Directive:
Pull every line of the entries that has the word "subtitle".

::::::::

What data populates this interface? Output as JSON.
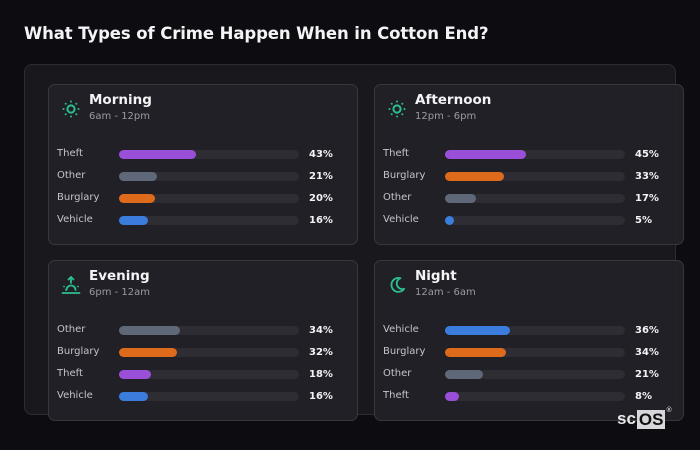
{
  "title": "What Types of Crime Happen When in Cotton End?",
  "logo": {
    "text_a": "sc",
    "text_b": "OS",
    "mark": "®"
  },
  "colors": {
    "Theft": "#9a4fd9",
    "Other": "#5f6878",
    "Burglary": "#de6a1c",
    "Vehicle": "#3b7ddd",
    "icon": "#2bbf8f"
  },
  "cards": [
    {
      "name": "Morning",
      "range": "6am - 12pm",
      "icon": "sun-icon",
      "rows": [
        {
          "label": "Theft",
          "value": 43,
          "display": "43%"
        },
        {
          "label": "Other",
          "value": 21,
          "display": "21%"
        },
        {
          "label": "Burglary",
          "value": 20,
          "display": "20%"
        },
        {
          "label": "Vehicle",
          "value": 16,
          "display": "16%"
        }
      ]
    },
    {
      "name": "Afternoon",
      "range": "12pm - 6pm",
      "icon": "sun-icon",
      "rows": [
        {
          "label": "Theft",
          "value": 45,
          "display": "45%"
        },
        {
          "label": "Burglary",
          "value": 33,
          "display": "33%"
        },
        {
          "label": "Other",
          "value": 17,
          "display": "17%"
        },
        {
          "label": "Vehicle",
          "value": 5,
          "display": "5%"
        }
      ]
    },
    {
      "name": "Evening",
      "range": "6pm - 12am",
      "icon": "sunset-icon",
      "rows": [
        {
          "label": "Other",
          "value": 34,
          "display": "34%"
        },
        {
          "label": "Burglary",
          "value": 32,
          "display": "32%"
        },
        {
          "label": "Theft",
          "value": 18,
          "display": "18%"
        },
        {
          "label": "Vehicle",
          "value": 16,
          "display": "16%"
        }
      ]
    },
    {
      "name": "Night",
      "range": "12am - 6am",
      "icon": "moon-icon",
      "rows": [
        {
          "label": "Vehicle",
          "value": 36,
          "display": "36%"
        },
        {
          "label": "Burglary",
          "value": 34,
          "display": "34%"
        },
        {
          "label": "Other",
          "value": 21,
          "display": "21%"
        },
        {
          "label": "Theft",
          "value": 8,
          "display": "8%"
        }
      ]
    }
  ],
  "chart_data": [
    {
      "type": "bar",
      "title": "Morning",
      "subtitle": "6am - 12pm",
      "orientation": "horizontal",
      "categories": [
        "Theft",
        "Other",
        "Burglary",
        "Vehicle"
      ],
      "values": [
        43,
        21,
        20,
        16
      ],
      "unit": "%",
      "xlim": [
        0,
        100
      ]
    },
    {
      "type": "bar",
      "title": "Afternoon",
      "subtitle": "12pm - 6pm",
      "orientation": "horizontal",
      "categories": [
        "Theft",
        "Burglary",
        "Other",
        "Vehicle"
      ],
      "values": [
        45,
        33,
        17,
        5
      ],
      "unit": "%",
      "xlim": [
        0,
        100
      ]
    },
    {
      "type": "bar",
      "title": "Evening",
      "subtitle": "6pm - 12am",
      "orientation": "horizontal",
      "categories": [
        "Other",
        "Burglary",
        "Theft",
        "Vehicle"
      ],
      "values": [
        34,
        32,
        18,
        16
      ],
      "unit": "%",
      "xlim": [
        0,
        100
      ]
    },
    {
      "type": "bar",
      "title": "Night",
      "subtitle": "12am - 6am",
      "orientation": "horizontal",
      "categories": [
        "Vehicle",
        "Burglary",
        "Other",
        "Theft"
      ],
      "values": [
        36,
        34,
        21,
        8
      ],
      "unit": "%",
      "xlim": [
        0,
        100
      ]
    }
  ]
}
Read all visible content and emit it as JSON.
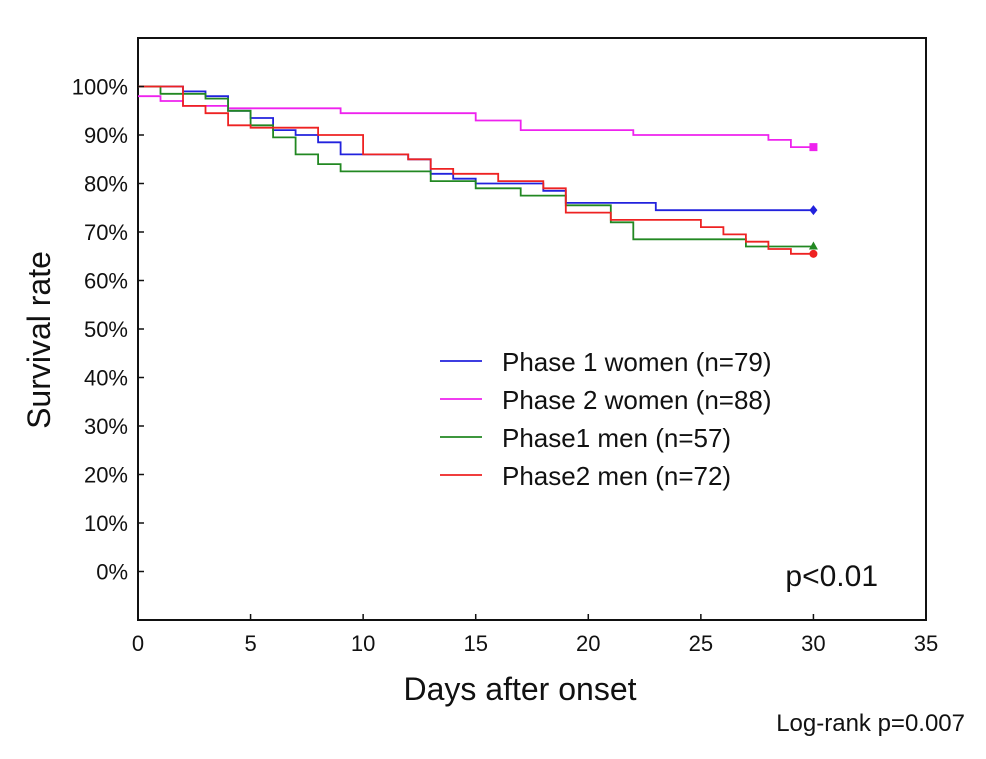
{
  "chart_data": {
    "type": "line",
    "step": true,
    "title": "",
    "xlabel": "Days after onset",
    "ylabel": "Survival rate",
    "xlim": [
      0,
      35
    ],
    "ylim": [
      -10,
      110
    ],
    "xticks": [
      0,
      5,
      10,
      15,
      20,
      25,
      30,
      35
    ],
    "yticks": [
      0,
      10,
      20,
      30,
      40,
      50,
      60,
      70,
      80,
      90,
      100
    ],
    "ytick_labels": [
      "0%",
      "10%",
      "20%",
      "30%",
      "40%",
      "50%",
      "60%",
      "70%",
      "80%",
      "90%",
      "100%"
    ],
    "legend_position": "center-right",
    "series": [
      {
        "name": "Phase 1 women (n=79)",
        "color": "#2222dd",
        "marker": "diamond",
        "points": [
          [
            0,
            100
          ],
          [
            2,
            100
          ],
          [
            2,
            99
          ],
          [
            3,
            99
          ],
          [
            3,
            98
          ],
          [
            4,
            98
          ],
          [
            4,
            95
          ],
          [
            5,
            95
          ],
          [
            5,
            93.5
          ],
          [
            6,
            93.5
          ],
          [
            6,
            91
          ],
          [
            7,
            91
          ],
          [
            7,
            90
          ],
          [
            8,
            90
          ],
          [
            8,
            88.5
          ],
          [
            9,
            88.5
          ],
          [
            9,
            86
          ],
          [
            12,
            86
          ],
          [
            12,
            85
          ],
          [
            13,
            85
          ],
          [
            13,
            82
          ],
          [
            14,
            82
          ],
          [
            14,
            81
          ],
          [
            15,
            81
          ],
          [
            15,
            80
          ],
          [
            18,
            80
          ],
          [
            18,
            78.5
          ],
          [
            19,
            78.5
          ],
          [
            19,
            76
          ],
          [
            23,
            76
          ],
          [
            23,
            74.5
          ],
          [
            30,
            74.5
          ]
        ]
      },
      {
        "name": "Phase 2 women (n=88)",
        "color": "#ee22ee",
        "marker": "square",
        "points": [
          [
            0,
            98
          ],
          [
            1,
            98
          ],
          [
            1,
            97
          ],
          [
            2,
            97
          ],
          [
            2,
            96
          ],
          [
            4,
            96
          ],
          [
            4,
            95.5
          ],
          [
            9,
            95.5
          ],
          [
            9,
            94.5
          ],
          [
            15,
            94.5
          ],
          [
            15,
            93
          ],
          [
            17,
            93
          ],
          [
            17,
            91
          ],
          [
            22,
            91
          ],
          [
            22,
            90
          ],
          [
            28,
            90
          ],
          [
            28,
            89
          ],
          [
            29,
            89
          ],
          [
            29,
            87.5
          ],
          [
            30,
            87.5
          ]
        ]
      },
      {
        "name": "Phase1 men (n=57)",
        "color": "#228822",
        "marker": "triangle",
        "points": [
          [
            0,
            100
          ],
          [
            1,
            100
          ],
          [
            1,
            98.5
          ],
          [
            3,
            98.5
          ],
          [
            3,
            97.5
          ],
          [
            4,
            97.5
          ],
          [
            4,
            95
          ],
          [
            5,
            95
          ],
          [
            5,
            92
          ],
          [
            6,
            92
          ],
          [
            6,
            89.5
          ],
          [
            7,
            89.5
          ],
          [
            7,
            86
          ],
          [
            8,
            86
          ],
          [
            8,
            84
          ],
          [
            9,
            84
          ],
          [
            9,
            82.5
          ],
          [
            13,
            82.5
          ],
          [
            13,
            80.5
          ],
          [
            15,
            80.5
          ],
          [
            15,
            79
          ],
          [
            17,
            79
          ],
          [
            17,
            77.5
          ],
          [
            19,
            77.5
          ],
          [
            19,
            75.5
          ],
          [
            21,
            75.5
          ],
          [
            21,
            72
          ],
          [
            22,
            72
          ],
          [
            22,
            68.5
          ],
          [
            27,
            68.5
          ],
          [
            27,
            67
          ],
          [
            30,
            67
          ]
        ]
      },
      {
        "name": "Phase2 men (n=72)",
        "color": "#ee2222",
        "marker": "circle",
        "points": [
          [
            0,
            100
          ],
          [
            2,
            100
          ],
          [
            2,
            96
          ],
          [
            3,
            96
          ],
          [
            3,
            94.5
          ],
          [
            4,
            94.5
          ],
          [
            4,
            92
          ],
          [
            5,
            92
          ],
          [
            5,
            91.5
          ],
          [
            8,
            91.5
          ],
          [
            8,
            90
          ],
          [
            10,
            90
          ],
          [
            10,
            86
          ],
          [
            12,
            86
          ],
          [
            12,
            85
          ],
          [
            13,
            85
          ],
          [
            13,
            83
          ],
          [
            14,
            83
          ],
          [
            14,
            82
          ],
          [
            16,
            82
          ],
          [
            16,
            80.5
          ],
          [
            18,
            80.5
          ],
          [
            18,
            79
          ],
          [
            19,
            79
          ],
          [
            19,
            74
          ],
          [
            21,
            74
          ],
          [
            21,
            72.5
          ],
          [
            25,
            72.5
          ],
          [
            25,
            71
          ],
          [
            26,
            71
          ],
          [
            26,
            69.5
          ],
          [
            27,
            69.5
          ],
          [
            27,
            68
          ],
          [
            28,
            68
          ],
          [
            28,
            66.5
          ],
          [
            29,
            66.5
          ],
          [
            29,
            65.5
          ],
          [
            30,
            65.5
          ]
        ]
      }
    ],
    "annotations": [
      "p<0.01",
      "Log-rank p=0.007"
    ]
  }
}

::::::::

Problem solution:
      "subtitle": "6am - 12pm",
      "subtitle": "12pm - 6pm",
      "subtitle": "6pm - 12am",
      "subtitle": "12am - 6am",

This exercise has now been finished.